Dataset excerpt
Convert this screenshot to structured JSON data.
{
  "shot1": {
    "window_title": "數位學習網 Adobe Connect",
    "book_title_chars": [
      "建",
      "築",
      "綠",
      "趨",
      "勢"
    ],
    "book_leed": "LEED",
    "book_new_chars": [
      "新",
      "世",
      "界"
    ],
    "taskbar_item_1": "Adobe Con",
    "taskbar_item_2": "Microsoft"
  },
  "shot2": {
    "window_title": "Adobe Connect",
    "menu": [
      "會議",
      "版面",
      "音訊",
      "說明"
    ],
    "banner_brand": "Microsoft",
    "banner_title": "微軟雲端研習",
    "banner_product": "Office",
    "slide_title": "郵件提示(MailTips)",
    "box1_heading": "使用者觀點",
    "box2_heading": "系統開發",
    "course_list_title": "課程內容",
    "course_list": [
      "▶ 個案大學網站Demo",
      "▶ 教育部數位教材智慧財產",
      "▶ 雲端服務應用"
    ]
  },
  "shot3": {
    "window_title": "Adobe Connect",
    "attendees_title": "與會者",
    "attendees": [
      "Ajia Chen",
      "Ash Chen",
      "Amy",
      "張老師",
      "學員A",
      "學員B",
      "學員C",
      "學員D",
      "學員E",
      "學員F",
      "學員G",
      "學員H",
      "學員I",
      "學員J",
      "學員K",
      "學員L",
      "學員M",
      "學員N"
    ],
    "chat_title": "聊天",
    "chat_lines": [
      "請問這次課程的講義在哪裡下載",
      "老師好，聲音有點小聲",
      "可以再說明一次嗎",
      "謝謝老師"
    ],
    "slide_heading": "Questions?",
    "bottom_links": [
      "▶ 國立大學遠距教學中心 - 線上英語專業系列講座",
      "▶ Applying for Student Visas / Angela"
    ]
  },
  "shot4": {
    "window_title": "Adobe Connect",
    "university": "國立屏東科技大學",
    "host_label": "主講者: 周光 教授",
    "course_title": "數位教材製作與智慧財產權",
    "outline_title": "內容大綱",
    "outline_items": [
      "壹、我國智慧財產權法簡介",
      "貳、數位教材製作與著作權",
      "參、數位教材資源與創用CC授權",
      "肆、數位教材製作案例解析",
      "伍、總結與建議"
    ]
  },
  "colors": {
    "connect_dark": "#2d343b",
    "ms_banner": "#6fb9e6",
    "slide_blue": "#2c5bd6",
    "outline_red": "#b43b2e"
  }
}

§ **Exercise directions**
Restate the whole listing exactly, leaving out nothing.

§ **The reply**
Convert this screenshot to structured JSON data.
{
  "shot1": {
    "window_title": "數位學習網 Adobe Connect",
    "book_title_chars": [
      "建",
      "築",
      "綠",
      "趨",
      "勢"
    ],
    "book_leed": "LEED",
    "book_new_chars": [
      "新",
      "世",
      "界"
    ],
    "taskbar_item_1": "Adobe Con",
    "taskbar_item_2": "Microsoft"
  },
  "shot2": {
    "window_title": "Adobe Connect",
    "menu": [
      "會議",
      "版面",
      "音訊",
      "說明"
    ],
    "banner_brand": "Microsoft",
    "banner_title": "微軟雲端研習",
    "banner_product": "Office",
    "slide_title": "郵件提示(MailTips)",
    "box1_heading": "使用者觀點",
    "box2_heading": "系統開發",
    "course_list_title": "課程內容",
    "course_list": [
      "▶ 個案大學網站Demo",
      "▶ 教育部數位教材智慧財產",
      "▶ 雲端服務應用"
    ]
  },
  "shot3": {
    "window_title": "Adobe Connect",
    "attendees_title": "與會者",
    "attendees": [
      "Ajia Chen",
      "Ash Chen",
      "Amy",
      "張老師",
      "學員A",
      "學員B",
      "學員C",
      "學員D",
      "學員E",
      "學員F",
      "學員G",
      "學員H",
      "學員I",
      "學員J",
      "學員K",
      "學員L",
      "學員M",
      "學員N"
    ],
    "chat_title": "聊天",
    "chat_lines": [
      "請問這次課程的講義在哪裡下載",
      "老師好，聲音有點小聲",
      "可以再說明一次嗎",
      "謝謝老師"
    ],
    "slide_heading": "Questions?",
    "bottom_links": [
      "▶ 國立大學遠距教學中心 - 線上英語專業系列講座",
      "▶ Applying for Student Visas / Angela"
    ]
  },
  "shot4": {
    "window_title": "Adobe Connect",
    "university": "國立屏東科技大學",
    "host_label": "主講者: 周光 教授",
    "course_title": "數位教材製作與智慧財產權",
    "outline_title": "內容大綱",
    "outline_items": [
      "壹、我國智慧財產權法簡介",
      "貳、數位教材製作與著作權",
      "參、數位教材資源與創用CC授權",
      "肆、數位教材製作案例解析",
      "伍、總結與建議"
    ]
  },
  "colors": {
    "connect_dark": "#2d343b",
    "ms_banner": "#6fb9e6",
    "slide_blue": "#2c5bd6",
    "outline_red": "#b43b2e"
  }
}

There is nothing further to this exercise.